Copy the entries below in full, keeping them exactly as they are.
----- Dataset records -----
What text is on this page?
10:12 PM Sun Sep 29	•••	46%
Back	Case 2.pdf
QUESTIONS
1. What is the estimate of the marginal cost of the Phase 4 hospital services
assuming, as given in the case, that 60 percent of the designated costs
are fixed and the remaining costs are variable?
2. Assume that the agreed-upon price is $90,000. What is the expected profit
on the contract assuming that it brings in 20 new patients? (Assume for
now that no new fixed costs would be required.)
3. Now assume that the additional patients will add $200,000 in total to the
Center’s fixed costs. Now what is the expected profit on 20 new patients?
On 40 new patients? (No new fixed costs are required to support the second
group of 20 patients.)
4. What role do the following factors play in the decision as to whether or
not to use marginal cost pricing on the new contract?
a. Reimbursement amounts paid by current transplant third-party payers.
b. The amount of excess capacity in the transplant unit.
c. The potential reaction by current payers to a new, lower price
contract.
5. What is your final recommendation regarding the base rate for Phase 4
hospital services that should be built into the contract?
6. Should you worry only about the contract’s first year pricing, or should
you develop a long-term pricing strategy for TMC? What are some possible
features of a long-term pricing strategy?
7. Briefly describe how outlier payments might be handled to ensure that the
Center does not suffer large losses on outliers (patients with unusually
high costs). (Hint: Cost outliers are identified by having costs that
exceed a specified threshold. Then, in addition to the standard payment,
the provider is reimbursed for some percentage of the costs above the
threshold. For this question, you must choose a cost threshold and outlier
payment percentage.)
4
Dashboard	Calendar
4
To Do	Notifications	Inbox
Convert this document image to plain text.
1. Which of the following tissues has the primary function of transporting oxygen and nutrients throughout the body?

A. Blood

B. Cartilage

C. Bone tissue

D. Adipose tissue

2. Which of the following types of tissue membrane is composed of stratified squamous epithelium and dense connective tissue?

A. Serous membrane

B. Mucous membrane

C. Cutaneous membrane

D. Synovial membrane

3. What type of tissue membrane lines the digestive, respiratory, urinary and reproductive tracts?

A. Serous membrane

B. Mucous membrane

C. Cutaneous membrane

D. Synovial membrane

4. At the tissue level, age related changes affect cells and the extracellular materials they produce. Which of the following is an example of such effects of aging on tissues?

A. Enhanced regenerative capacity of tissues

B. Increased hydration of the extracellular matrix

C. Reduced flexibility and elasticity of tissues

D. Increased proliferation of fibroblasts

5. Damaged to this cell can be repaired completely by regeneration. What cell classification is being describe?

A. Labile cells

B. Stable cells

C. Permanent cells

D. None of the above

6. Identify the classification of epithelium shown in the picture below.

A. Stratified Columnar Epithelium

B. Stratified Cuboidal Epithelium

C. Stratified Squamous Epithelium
-----
▶ _Written answer_
What text is on this page?
10:12 PM Sun Sep 29	•••	46%
Back	Case 2.pdf
QUESTIONS
1. What is the estimate of the marginal cost of the Phase 4 hospital services
assuming, as given in the case, that 60 percent of the designated costs
are fixed and the remaining costs are variable?
2. Assume that the agreed-upon price is $90,000. What is the expected profit
on the contract assuming that it brings in 20 new patients? (Assume for
now that no new fixed costs would be required.)
3. Now assume that the additional patients will add $200,000 in total to the
Center’s fixed costs. Now what is the expected profit on 20 new patients?
On 40 new patients? (No new fixed costs are required to support the second
group of 20 patients.)
4. What role do the following factors play in the decision as to whether or
not to use marginal cost pricing on the new contract?
a. Reimbursement amounts paid by current transplant third-party payers.
b. The amount of excess capacity in the transplant unit.
c. The potential reaction by current payers to a new, lower price
contract.
5. What is your final recommendation regarding the base rate for Phase 4
hospital services that should be built into the contract?
6. Should you worry only about the contract’s first year pricing, or should
you develop a long-term pricing strategy for TMC? What are some possible
features of a long-term pricing strategy?
7. Briefly describe how outlier payments might be handled to ensure that the
Center does not suffer large losses on outliers (patients with unusually
high costs). (Hint: Cost outliers are identified by having costs that
exceed a specified threshold. Then, in addition to the standard payment,
the provider is reimbursed for some percentage of the costs above the
threshold. For this question, you must choose a cost threshold and outlier
payment percentage.)
4
Dashboard	Calendar
4
To Do	Notifications	Inbox
Convert this document image to plain text.
1. Which of the following tissues has the primary function of transporting oxygen and nutrients throughout the body?

A. Blood

B. Cartilage

C. Bone tissue

D. Adipose tissue

2. Which of the following types of tissue membrane is composed of stratified squamous epithelium and dense connective tissue?

A. Serous membrane

B. Mucous membrane

C. Cutaneous membrane

D. Synovial membrane

3. What type of tissue membrane lines the digestive, respiratory, urinary and reproductive tracts?

A. Serous membrane

B. Mucous membrane

C. Cutaneous membrane

D. Synovial membrane

4. At the tissue level, age related changes affect cells and the extracellular materials they produce. Which of the following is an example of such effects of aging on tissues?

A. Enhanced regenerative capacity of tissues

B. Increased hydration of the extracellular matrix

C. Reduced flexibility and elasticity of tissues

D. Increased proliferation of fibroblasts

5. Damaged to this cell can be repaired completely by regeneration. What cell classification is being describe?

A. Labile cells

B. Stable cells

C. Permanent cells

D. None of the above

6. Identify the classification of epithelium shown in the picture below.

A. Stratified Columnar Epithelium

B. Stratified Cuboidal Epithelium

C. Stratified Squamous Epithelium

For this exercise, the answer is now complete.